Rewrite the passage of the post below on reworking Data.Type.Equality.== between "2. Some users" and "easier to write.", inclusive, changing "mechanism" to "device".

■ Page excerpt
+ + +

Let's rework Data.Type.Equality.==
David Feuer
david.feuer at gmail.com
Thu Aug 10 04:29:27 UTC 2017
The (==) type family in Data.Type.Equality was designed largely to
calculate structural equality of types. However, limitations of GHC's type
system at the type prevented this from being fully realized. Today, with
TypeInType, we can actually do it, replacing the boatload of ad hoc
instances like so:
type (a :: k) == (b :: k) = Equal k a b
infix 4 ==
type family Equal (k :: Type) (a :: k) (b :: k) where
Equal k ((f :: j -> k) (a :: j)) ((g :: j -> k) (b :: j)) =
Equal (j -> k) f g && Equal j a b
Equal k a a = 'True
Equal k a b = 'False
This == behaves in a much more uniform way than the current one. I see two
potential causes for complaint:
1. For types of kind *, the new version will sometimes fail to reduce when
the old one succeeded (and vice versa). For example, GHC currently accepts
eqeq :: forall (a :: *). proxy a -> (a == a) :~: 'True
eqeq _ = Refl
while the proposed version does not.
2. Some users may want non-structural equality on their types for some
reason. The only example in base is
type instance (a :: ()) == (b :: ()) = 'True
which consists two types of kind () the same even if they're stuck types.
But perhaps someone wants to implement a non-trivial type-level data
structure with a special notion of equality.
I don't think (1) is really worth worrying too much about. For (2), if
users want to have control, we could at least use a mechanism similar to
the above to make the obvious instances easier to write.

+ + +

■ Recorded information
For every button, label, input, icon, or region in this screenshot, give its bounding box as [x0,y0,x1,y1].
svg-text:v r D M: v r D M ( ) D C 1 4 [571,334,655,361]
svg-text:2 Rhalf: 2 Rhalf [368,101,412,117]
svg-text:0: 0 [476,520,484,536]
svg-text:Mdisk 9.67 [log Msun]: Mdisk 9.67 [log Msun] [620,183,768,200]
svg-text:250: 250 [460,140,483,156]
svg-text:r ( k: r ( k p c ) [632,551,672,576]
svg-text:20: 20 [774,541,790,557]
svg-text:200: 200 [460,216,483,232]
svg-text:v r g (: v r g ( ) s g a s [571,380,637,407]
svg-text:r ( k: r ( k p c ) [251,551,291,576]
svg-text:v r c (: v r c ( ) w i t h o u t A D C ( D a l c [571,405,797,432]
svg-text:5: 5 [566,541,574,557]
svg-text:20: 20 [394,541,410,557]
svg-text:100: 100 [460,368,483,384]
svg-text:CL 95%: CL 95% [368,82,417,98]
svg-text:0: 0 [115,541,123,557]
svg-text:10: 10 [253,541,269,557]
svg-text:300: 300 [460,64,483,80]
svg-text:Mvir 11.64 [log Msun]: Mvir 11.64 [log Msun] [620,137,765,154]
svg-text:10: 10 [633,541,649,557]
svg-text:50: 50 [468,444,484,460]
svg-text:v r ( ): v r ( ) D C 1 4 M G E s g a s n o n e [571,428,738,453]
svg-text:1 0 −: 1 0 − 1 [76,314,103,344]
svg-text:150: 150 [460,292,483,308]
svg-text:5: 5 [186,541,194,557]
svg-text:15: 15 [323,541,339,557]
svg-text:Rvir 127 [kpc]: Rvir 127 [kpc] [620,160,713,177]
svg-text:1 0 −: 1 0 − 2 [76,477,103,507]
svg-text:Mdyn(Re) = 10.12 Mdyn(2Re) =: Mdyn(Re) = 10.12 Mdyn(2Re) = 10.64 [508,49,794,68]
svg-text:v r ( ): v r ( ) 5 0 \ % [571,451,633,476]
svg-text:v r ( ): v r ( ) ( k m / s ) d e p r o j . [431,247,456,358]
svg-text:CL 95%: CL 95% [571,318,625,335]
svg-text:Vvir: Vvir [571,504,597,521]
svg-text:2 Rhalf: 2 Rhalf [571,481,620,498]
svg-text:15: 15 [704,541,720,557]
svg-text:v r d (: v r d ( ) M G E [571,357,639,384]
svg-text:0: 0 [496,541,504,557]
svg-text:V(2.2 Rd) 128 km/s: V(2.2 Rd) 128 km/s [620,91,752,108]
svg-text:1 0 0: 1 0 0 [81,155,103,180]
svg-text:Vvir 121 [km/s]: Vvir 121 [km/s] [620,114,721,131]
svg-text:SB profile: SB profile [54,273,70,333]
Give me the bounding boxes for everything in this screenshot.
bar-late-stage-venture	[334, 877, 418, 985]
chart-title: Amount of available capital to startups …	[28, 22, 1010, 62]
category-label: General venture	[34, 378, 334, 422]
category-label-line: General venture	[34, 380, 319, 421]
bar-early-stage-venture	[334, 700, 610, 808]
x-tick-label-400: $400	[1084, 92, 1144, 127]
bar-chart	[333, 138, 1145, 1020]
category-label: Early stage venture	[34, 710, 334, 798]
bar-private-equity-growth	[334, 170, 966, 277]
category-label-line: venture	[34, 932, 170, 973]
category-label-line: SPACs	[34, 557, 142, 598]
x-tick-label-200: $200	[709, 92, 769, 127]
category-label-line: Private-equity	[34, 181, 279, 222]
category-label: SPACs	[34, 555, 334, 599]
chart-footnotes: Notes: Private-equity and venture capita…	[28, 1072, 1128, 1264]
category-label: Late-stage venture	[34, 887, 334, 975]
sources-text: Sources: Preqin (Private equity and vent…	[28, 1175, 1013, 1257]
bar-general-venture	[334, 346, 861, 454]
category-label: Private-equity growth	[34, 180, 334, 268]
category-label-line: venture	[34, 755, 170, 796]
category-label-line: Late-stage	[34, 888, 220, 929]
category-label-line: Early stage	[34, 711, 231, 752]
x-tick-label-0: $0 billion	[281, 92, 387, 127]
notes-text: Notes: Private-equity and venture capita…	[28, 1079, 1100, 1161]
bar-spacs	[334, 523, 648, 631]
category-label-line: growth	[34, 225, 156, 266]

+ + +

■ Answer box
2. Some users may want non-structural equality on their types for some
reason. The only example in base is
type instance (a :: ()) == (b :: ()) = 'True
which consists two types of kind () the same even if they're stuck types.
But perhaps someone wants to implement a non-trivial type-level data
structure with a special notion of equality.
I don't think (1) is really worth worrying too much about. For (2), if
users want to have control, we could at least use a device similar to
the above to make the obvious instances easier to write.